PROBLEM TO WORK ON: Give only the number of lines in the data that contain the word "教育督导室".

RECORDS FOR THIS EXERCISE:
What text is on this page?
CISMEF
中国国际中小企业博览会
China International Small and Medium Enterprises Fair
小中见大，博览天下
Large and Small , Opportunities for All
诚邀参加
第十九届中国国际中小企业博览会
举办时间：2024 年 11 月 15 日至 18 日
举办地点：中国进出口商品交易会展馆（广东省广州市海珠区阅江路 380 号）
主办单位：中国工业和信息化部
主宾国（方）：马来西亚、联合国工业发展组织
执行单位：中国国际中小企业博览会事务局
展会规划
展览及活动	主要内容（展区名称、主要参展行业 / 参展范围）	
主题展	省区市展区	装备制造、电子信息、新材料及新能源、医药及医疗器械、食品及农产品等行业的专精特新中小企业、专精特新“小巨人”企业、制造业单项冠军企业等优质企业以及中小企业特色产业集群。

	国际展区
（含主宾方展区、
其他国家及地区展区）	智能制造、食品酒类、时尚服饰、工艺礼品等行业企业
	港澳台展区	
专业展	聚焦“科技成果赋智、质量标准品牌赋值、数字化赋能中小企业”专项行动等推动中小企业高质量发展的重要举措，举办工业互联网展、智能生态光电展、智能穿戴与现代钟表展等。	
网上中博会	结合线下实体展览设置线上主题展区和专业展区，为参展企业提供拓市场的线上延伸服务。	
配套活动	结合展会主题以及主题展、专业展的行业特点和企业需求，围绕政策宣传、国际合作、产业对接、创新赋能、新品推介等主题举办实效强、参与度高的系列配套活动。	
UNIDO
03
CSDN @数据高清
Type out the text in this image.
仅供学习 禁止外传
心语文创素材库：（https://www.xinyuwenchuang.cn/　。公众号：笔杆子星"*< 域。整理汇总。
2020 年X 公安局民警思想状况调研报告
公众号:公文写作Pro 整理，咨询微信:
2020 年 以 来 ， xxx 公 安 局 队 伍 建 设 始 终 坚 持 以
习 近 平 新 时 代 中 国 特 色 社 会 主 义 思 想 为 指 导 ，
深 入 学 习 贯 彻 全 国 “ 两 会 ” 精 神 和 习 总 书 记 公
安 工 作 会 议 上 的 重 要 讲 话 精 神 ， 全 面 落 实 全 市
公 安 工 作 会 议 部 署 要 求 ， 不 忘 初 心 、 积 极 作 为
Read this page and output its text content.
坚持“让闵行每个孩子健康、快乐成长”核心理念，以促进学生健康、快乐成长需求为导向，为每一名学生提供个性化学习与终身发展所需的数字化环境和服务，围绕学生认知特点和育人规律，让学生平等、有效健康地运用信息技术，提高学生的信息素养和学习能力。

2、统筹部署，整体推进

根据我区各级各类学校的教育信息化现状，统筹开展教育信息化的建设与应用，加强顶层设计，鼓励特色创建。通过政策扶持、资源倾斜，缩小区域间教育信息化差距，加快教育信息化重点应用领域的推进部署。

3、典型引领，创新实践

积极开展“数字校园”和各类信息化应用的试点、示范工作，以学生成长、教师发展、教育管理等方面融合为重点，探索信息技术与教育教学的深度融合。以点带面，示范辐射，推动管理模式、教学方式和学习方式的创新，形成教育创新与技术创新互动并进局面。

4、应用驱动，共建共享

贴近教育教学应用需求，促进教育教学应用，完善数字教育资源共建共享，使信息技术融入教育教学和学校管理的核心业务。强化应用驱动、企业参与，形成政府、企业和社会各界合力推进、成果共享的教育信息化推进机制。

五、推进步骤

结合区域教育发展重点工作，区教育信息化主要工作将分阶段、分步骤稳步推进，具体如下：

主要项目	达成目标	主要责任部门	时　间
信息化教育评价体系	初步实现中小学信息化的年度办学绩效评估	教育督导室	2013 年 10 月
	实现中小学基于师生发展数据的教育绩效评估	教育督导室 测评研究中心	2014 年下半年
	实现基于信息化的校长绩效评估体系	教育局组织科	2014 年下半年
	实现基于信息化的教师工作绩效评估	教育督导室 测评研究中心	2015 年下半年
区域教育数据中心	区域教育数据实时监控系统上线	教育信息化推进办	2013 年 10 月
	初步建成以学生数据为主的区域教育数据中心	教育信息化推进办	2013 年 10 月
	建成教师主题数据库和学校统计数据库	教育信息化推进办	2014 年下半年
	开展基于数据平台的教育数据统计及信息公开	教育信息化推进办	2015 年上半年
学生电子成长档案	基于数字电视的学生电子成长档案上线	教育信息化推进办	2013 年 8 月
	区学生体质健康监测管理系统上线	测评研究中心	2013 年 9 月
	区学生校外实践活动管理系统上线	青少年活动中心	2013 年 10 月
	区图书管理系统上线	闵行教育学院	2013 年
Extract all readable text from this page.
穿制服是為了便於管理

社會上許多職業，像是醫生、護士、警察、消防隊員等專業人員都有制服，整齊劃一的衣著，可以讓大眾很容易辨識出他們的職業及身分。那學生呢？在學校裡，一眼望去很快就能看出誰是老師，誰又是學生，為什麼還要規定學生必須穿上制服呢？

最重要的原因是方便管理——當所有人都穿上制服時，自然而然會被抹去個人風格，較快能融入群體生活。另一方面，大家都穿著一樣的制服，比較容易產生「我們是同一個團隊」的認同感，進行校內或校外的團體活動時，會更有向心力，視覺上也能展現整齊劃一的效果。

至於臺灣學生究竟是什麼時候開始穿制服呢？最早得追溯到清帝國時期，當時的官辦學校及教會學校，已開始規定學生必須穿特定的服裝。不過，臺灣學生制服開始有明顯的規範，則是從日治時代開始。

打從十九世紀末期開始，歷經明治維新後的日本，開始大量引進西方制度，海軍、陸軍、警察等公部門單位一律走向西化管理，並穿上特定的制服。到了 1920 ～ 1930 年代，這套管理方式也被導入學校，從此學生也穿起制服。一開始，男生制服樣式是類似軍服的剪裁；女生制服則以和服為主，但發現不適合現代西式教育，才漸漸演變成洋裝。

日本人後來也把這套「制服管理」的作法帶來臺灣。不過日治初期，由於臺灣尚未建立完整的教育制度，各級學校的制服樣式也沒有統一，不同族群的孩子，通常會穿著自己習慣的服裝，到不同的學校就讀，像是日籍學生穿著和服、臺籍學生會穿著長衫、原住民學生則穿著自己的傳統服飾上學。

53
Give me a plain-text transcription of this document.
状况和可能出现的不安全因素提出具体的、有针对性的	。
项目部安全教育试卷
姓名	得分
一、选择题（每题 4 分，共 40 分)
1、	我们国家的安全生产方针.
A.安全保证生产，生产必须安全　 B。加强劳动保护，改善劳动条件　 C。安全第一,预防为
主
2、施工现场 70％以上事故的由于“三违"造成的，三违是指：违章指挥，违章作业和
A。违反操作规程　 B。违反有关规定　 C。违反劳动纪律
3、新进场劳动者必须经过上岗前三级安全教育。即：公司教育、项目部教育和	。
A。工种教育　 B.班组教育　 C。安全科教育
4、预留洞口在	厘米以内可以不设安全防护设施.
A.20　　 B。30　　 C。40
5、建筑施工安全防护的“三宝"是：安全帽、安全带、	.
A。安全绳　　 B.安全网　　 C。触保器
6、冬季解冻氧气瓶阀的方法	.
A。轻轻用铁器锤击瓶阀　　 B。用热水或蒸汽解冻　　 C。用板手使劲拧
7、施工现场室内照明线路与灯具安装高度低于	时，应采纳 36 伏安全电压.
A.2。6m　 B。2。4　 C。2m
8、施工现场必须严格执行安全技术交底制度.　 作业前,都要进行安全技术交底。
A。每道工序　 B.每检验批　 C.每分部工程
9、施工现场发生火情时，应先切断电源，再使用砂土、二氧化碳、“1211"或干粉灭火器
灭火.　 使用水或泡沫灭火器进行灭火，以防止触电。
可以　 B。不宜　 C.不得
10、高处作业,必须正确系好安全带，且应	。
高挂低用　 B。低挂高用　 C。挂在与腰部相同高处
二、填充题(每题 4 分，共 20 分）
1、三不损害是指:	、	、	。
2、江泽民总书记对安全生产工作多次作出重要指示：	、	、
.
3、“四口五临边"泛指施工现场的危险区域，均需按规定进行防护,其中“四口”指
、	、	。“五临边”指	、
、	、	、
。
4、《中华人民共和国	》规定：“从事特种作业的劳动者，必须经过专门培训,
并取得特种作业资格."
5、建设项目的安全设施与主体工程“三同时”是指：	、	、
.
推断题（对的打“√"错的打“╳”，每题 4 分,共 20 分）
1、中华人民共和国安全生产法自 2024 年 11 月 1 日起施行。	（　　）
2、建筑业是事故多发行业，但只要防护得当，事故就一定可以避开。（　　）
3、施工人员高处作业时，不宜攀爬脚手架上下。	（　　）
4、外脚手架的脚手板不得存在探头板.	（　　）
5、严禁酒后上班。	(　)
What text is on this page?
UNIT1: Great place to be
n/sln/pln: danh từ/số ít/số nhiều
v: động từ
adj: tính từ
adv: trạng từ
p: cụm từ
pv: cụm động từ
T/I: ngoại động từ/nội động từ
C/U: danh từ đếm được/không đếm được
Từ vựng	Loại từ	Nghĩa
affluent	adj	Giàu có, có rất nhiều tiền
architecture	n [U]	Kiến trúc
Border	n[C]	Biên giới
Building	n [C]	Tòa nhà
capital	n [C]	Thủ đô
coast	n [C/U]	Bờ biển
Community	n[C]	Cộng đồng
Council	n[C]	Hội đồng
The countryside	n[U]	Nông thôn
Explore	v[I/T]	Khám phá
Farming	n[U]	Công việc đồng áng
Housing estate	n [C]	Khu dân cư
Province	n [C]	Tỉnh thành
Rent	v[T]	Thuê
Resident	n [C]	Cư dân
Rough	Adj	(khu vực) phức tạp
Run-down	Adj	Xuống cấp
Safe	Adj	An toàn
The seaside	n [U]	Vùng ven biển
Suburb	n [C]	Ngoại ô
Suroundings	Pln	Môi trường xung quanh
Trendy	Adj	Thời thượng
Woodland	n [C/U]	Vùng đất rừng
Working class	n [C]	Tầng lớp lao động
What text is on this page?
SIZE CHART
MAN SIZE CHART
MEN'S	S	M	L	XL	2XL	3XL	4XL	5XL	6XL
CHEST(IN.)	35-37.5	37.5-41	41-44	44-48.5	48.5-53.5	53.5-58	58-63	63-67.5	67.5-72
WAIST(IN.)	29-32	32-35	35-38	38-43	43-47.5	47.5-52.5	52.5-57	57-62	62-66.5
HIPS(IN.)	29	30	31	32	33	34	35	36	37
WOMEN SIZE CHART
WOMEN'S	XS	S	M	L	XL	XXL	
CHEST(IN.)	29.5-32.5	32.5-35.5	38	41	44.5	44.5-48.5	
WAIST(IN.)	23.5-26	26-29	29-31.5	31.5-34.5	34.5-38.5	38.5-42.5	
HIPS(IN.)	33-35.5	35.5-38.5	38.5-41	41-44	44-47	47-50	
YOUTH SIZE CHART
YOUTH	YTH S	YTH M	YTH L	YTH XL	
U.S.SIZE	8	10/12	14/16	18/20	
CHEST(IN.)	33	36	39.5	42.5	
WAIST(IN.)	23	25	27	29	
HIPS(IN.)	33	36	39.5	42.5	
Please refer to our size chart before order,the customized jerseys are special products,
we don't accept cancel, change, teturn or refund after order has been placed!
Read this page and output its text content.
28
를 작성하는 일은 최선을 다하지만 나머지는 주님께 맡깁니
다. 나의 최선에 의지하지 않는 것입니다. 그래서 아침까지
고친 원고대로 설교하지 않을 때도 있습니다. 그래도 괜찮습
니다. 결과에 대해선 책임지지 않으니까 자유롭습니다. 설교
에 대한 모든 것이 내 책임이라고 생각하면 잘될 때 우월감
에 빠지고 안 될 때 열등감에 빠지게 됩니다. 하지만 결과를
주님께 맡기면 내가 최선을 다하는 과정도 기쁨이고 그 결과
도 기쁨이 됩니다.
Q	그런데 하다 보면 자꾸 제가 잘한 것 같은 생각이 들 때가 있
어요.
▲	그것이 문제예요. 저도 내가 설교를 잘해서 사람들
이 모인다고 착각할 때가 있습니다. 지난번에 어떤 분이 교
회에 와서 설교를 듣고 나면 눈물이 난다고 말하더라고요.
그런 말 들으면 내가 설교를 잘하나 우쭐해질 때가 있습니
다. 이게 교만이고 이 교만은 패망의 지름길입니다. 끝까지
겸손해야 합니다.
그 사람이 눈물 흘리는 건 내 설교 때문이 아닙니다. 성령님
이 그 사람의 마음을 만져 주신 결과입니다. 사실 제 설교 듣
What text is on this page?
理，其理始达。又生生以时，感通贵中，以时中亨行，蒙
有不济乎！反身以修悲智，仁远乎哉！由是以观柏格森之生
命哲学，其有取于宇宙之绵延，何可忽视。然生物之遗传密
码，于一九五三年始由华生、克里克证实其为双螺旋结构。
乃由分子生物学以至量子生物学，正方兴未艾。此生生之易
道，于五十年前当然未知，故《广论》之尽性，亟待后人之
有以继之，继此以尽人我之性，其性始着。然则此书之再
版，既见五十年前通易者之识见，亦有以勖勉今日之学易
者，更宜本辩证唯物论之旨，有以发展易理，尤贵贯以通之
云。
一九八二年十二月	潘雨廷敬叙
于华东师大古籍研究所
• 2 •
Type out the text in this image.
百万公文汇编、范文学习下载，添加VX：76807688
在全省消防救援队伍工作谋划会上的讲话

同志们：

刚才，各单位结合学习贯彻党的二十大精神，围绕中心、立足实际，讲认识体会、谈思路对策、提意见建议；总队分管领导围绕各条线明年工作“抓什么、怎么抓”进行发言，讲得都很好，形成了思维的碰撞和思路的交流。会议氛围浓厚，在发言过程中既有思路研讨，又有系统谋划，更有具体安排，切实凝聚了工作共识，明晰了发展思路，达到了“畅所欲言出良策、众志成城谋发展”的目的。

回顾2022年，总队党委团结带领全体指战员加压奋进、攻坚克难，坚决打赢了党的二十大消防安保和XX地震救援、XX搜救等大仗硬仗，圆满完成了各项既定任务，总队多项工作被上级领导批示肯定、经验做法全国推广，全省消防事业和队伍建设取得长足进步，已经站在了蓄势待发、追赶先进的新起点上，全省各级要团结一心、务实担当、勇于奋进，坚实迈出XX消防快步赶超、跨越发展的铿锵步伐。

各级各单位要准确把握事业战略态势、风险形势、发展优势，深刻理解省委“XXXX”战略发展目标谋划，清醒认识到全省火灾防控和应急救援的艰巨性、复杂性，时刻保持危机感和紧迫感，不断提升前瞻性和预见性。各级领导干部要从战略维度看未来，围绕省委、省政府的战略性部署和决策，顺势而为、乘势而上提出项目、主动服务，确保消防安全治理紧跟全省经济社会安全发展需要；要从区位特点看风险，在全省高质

THE RESULT: 3